WHAT YOU ARE ASKED TO DO
Scan the data below and report how many lines include the word "Информация". Nothing else is wanted.
******************************
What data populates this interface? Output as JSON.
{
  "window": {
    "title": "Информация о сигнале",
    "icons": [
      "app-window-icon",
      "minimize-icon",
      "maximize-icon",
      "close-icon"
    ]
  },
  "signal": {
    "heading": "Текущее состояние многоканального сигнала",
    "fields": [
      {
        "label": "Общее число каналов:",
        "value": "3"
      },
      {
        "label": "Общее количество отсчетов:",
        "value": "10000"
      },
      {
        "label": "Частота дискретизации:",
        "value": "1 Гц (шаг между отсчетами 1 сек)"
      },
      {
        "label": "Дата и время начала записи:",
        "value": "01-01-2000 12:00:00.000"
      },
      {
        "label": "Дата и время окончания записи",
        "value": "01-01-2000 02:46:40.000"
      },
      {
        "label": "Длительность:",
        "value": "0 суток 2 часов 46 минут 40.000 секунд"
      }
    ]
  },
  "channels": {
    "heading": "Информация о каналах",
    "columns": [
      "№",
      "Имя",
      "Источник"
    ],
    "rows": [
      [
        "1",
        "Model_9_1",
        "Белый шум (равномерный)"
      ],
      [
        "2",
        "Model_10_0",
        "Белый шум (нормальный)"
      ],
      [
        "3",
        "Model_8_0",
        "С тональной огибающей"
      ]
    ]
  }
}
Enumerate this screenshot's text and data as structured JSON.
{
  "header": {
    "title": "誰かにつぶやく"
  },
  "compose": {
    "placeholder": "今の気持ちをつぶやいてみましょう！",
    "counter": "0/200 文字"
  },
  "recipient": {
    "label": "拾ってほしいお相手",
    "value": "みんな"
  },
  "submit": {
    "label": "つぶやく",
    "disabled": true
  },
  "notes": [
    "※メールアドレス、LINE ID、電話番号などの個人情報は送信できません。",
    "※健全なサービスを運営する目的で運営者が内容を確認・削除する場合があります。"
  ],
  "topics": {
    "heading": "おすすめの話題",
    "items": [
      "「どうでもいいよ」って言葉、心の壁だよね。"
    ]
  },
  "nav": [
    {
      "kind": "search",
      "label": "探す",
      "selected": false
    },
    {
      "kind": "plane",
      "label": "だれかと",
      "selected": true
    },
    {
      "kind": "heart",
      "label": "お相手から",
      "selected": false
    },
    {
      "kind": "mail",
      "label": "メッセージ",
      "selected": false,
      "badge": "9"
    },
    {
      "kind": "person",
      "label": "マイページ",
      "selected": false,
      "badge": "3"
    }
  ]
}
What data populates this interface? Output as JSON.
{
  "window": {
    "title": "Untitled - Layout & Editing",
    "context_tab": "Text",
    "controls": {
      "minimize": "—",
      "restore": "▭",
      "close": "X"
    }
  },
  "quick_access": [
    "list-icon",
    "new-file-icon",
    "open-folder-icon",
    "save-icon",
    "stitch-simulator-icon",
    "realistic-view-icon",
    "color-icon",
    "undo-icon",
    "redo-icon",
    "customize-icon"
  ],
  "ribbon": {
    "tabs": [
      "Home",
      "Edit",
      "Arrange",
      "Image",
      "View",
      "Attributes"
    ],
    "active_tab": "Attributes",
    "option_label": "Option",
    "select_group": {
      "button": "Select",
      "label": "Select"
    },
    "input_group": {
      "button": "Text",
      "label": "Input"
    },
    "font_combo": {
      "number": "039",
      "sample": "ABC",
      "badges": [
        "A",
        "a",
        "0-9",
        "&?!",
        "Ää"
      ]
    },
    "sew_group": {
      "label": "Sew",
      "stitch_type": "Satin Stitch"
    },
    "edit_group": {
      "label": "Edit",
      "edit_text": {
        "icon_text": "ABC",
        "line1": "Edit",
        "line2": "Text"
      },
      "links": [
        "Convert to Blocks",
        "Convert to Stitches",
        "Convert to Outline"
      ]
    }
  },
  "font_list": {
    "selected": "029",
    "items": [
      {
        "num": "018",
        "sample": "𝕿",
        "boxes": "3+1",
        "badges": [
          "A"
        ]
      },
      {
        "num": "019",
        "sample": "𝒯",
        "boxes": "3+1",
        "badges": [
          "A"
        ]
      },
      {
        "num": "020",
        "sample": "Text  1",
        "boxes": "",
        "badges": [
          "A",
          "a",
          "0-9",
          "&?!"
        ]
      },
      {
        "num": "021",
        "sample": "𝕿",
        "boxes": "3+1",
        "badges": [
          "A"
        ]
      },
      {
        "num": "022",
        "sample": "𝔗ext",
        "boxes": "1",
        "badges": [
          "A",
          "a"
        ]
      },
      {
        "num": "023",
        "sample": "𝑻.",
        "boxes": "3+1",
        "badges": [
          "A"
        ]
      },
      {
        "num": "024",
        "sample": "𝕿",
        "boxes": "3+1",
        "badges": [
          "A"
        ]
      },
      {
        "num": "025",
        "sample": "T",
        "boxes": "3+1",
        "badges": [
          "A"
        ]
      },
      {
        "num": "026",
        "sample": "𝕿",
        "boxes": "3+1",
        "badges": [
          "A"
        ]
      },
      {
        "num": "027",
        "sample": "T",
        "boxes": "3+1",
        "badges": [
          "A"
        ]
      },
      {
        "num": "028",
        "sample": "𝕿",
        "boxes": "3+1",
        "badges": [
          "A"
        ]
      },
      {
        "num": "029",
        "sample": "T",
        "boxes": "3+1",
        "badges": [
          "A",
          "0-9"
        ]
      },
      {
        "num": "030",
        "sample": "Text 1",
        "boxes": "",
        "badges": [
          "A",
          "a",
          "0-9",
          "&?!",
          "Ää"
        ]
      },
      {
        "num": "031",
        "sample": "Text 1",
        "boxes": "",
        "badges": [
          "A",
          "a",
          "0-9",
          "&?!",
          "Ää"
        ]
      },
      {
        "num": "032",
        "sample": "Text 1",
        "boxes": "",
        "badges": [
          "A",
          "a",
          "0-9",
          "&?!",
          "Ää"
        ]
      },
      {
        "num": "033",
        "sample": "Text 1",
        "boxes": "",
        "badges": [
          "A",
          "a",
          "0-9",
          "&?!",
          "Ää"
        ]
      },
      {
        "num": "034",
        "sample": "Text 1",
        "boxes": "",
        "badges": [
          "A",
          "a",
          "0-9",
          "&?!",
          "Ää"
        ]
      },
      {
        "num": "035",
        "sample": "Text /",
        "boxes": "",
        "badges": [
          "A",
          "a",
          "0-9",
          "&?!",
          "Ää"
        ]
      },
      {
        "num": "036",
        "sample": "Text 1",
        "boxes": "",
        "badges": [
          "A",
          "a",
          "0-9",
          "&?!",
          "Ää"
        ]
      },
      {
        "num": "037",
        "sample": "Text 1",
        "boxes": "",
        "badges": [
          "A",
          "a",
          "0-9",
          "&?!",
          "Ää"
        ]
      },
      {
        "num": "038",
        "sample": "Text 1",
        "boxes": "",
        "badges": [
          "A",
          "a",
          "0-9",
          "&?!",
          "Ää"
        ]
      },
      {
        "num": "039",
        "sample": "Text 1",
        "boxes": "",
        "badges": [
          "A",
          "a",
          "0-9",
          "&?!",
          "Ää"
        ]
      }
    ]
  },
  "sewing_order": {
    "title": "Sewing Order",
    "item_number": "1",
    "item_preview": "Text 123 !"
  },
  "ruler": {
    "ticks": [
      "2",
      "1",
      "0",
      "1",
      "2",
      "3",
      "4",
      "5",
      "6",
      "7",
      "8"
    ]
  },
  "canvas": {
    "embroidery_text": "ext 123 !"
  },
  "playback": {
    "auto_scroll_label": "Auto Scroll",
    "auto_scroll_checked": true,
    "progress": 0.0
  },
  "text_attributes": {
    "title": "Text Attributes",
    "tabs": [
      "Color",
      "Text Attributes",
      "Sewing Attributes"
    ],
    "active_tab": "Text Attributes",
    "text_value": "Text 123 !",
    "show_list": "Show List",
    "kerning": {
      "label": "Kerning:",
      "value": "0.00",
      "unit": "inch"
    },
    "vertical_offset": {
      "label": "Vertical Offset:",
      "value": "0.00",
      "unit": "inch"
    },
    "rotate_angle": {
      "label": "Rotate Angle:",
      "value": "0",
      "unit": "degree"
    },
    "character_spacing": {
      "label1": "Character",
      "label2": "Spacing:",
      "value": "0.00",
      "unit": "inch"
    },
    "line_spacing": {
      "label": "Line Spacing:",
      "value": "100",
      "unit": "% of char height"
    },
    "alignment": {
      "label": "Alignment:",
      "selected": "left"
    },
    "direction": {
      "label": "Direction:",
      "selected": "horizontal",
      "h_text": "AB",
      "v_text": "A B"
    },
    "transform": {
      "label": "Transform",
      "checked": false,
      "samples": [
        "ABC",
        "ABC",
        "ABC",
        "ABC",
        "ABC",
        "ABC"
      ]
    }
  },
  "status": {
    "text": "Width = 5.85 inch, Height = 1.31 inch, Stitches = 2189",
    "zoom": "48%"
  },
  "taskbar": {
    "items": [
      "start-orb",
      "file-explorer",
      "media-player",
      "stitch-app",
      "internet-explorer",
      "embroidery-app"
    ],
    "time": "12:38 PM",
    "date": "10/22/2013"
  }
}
******************************
CORRECT RESPONSE
2